TASK GOAL
Where a line contains the string "Tell", copy that line.
** START OF DATA SHOWN **
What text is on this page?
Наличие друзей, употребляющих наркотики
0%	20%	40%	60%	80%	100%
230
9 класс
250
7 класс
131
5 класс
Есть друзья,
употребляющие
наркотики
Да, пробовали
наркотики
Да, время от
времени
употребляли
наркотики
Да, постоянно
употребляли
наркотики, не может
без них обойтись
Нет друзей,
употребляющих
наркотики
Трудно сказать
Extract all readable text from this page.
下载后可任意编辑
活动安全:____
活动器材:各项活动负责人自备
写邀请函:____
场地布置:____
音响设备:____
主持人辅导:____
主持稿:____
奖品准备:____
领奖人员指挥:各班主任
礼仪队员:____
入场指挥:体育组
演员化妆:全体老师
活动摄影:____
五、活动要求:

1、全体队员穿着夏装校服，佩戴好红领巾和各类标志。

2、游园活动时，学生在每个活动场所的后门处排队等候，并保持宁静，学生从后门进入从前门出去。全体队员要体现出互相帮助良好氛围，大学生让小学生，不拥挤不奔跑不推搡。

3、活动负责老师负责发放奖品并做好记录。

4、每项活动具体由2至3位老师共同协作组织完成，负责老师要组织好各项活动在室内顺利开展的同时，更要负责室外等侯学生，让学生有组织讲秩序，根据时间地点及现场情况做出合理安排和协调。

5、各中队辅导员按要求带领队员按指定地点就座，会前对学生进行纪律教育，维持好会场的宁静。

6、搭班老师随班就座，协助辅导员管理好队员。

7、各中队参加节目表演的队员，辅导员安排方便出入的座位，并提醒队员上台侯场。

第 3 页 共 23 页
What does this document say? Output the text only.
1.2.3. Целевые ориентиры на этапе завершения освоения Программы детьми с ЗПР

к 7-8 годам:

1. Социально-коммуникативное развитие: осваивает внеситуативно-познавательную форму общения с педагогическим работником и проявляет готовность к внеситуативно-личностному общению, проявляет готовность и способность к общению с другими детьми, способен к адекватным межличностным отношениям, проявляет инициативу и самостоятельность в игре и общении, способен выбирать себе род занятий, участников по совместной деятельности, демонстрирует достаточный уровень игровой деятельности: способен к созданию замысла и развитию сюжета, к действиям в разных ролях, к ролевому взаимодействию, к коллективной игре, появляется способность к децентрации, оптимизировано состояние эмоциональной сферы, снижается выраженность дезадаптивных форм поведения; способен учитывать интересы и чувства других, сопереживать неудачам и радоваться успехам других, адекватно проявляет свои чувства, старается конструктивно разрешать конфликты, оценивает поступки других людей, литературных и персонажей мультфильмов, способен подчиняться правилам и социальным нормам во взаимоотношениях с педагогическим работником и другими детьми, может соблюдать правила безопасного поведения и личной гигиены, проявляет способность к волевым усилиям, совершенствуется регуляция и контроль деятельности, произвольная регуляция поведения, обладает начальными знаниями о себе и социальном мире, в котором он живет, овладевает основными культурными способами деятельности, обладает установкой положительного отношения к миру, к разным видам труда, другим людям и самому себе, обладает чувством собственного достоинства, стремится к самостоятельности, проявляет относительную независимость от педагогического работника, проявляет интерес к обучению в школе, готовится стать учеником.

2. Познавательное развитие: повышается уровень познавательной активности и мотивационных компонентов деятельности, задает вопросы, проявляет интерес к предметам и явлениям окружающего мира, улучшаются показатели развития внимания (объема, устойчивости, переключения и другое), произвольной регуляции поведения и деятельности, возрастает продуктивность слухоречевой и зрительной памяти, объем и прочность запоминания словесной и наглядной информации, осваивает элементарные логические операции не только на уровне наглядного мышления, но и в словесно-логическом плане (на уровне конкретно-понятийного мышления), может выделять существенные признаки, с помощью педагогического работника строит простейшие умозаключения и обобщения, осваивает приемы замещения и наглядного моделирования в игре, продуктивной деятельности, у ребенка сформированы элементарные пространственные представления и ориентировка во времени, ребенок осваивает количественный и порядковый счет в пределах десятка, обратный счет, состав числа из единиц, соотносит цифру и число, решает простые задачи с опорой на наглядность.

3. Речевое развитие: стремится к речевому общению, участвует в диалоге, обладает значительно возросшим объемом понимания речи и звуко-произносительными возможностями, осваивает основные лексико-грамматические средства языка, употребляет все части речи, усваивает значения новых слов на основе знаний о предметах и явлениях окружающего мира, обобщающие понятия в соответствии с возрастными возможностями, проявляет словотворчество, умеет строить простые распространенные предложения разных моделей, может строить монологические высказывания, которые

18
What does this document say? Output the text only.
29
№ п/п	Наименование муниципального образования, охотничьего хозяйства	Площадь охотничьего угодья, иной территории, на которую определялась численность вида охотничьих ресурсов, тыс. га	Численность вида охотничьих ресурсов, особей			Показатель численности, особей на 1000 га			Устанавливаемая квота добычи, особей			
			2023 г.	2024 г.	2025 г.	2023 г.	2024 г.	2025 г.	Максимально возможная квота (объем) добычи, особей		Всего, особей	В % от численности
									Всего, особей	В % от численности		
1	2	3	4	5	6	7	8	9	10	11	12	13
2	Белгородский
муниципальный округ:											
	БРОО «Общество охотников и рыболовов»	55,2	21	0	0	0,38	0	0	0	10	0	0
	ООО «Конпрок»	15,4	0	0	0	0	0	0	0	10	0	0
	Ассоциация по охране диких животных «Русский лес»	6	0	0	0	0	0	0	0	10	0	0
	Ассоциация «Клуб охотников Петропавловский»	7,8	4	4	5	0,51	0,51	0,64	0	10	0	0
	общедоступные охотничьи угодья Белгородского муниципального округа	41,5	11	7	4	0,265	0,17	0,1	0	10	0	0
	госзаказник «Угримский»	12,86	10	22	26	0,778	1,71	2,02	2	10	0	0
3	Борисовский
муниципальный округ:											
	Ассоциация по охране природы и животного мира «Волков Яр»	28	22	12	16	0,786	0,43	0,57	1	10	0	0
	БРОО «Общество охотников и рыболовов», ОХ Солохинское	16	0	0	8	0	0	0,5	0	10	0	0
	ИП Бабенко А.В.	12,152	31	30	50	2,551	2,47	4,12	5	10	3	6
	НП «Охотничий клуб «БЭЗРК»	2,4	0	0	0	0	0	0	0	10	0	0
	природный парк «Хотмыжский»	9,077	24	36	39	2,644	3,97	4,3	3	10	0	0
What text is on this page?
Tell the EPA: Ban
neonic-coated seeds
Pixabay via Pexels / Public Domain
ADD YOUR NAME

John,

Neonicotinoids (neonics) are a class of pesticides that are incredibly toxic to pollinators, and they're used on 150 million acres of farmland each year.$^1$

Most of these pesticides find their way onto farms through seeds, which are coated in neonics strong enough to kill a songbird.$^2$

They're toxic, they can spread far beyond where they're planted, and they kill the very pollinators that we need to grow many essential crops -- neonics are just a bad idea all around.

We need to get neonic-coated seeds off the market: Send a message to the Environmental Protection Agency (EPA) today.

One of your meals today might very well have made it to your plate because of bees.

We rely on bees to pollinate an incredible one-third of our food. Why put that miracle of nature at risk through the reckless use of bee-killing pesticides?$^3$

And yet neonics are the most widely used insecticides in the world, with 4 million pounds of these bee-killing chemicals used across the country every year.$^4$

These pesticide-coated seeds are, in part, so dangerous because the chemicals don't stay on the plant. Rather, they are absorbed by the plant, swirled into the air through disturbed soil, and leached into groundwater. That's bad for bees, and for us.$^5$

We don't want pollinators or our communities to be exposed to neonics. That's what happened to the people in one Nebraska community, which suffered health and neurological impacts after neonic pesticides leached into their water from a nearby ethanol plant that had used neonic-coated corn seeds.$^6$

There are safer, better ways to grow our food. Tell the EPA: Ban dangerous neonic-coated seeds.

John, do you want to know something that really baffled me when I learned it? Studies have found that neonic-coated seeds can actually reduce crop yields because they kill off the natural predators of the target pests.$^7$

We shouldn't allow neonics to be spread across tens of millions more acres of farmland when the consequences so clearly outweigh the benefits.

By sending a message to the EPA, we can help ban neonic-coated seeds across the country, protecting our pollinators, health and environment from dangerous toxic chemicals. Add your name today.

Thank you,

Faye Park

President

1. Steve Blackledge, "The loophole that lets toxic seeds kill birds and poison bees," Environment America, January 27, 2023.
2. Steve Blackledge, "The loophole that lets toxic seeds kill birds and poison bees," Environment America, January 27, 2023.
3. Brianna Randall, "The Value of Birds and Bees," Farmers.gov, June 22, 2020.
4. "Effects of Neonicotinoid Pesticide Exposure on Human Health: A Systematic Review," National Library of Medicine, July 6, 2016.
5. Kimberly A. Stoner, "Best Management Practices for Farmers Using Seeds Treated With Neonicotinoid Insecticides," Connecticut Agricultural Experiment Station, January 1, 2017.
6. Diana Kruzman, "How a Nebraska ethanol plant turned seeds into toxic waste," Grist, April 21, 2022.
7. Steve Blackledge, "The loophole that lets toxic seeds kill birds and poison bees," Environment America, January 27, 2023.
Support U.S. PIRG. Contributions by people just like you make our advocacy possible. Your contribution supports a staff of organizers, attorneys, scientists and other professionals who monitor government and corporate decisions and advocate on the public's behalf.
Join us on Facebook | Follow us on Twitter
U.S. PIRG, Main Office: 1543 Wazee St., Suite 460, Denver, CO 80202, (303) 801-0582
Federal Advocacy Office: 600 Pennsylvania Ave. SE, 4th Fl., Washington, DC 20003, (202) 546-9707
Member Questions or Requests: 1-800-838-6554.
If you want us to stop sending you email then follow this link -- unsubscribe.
** END OF DATA SHOWN **
SOLUTION
Tell the EPA: Ban
There are safer, better ways to grow our food. Tell the EPA: Ban dangerous neonic-coated seeds.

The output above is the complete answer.